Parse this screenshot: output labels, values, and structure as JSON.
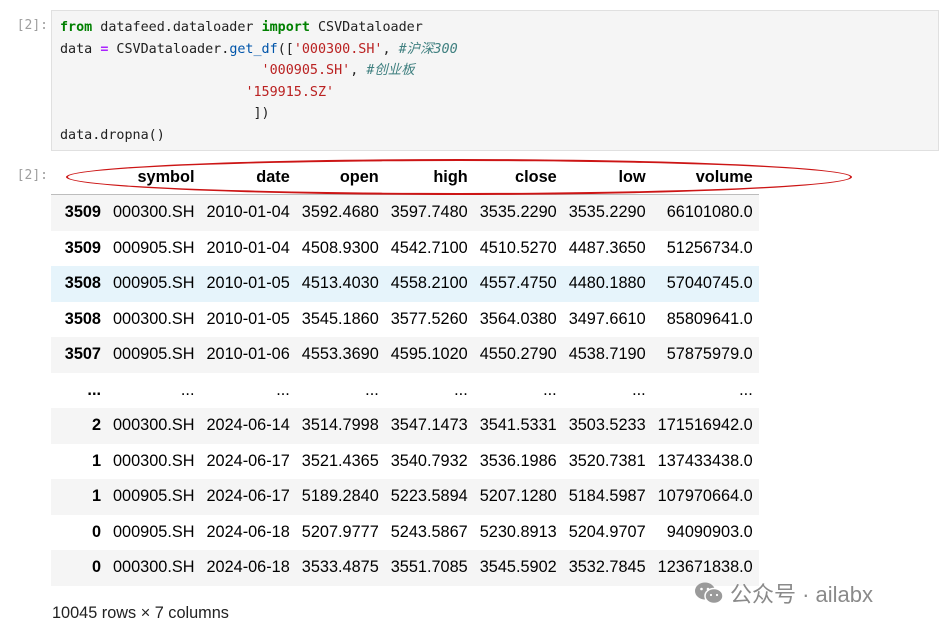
{
  "cells": {
    "input_prompt": "[2]:",
    "output_prompt": "[2]:"
  },
  "code": {
    "l1": {
      "kw_from": "from",
      "module": " datafeed.dataloader ",
      "kw_import": "import",
      "cls": " CSVDataloader"
    },
    "l2": {
      "var": "data ",
      "eq": "=",
      "mid": " CSVDataloader.",
      "fn": "get_df",
      "open": "([",
      "str": "'000300.SH'",
      "comma": ", ",
      "comment": "#沪深300"
    },
    "l3": {
      "indent": "                         ",
      "str": "'000905.SH'",
      "comma": ", ",
      "comment": "#创业板"
    },
    "l4": {
      "indent": "                       ",
      "str": "'159915.SZ'"
    },
    "l5": {
      "indent": "                        ",
      "close": "])"
    },
    "l6": {
      "text": "data.dropna()"
    }
  },
  "table": {
    "columns": [
      "",
      "symbol",
      "date",
      "open",
      "high",
      "close",
      "low",
      "volume"
    ],
    "rows": [
      {
        "index": "3509",
        "symbol": "000300.SH",
        "date": "2010-01-04",
        "open": "3592.4680",
        "high": "3597.7480",
        "close": "3535.2290",
        "low": "3535.2290",
        "volume": "66101080.0"
      },
      {
        "index": "3509",
        "symbol": "000905.SH",
        "date": "2010-01-04",
        "open": "4508.9300",
        "high": "4542.7100",
        "close": "4510.5270",
        "low": "4487.3650",
        "volume": "51256734.0"
      },
      {
        "index": "3508",
        "symbol": "000905.SH",
        "date": "2010-01-05",
        "open": "4513.4030",
        "high": "4558.2100",
        "close": "4557.4750",
        "low": "4480.1880",
        "volume": "57040745.0"
      },
      {
        "index": "3508",
        "symbol": "000300.SH",
        "date": "2010-01-05",
        "open": "3545.1860",
        "high": "3577.5260",
        "close": "3564.0380",
        "low": "3497.6610",
        "volume": "85809641.0"
      },
      {
        "index": "3507",
        "symbol": "000905.SH",
        "date": "2010-01-06",
        "open": "4553.3690",
        "high": "4595.1020",
        "close": "4550.2790",
        "low": "4538.7190",
        "volume": "57875979.0"
      },
      {
        "index": "...",
        "symbol": "...",
        "date": "...",
        "open": "...",
        "high": "...",
        "close": "...",
        "low": "...",
        "volume": "..."
      },
      {
        "index": "2",
        "symbol": "000300.SH",
        "date": "2024-06-14",
        "open": "3514.7998",
        "high": "3547.1473",
        "close": "3541.5331",
        "low": "3503.5233",
        "volume": "171516942.0"
      },
      {
        "index": "1",
        "symbol": "000300.SH",
        "date": "2024-06-17",
        "open": "3521.4365",
        "high": "3540.7932",
        "close": "3536.1986",
        "low": "3520.7381",
        "volume": "137433438.0"
      },
      {
        "index": "1",
        "symbol": "000905.SH",
        "date": "2024-06-17",
        "open": "5189.2840",
        "high": "5223.5894",
        "close": "5207.1280",
        "low": "5184.5987",
        "volume": "107970664.0"
      },
      {
        "index": "0",
        "symbol": "000905.SH",
        "date": "2024-06-18",
        "open": "5207.9777",
        "high": "5243.5867",
        "close": "5230.8913",
        "low": "5204.9707",
        "volume": "94090903.0"
      },
      {
        "index": "0",
        "symbol": "000300.SH",
        "date": "2024-06-18",
        "open": "3533.4875",
        "high": "3551.7085",
        "close": "3545.5902",
        "low": "3532.7845",
        "volume": "123671838.0"
      }
    ],
    "hover_row": 2,
    "footer": "10045 rows × 7 columns"
  },
  "annotation": {
    "color": "#cc1515",
    "shape": "ellipse around header row"
  },
  "watermark": {
    "icon": "wechat-icon",
    "text": "公众号 · ailabx"
  }
}
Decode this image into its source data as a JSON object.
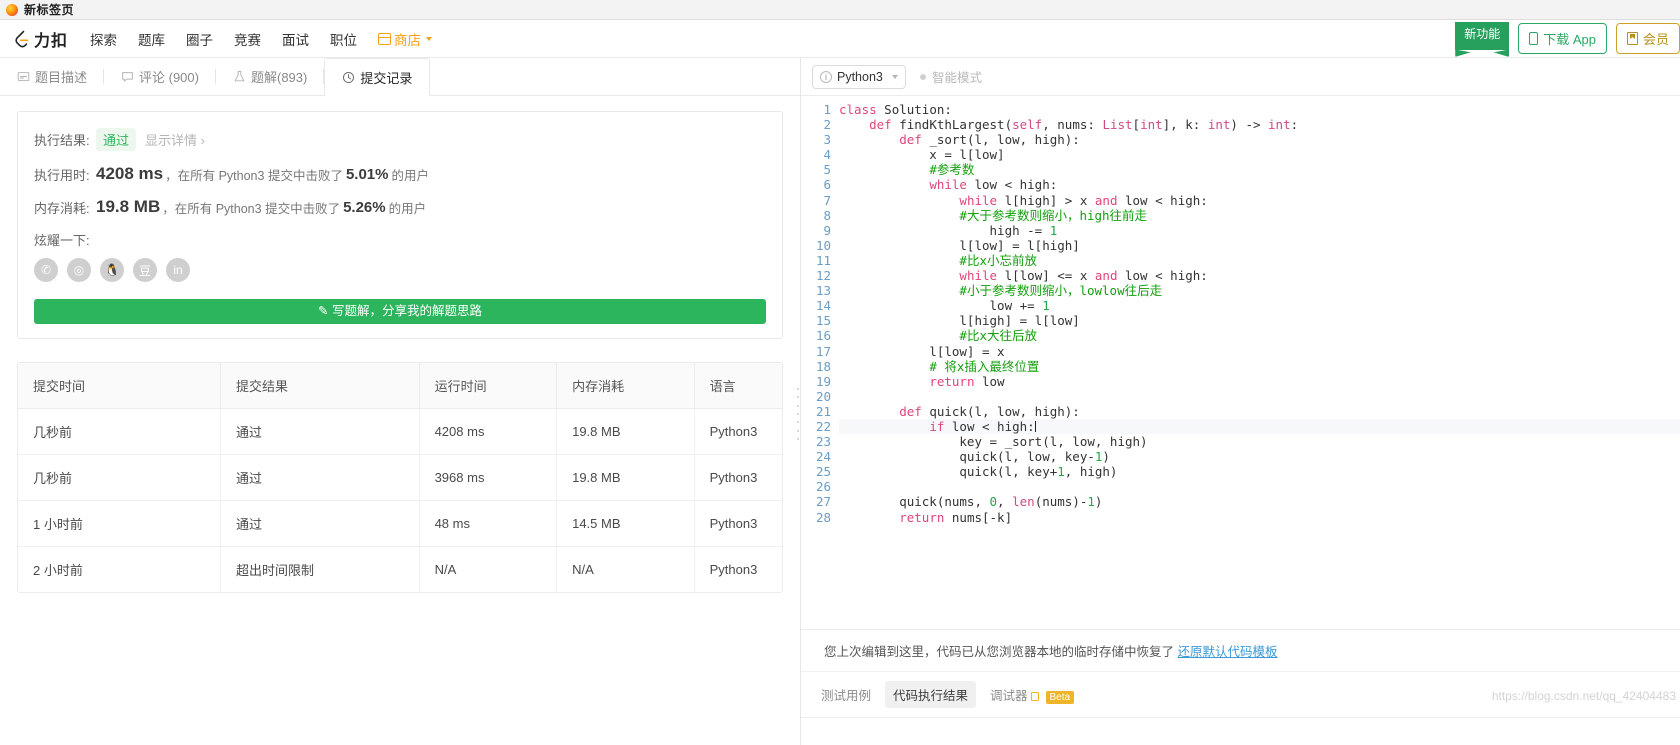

---*---

## EXERCISE:
Using the listing above, return all lines where the word "JSON" occurs.

## RESULT:
Parse this screenshot: output labels, values, and structure as JSON.
Decode this image into its source data as a JSON object.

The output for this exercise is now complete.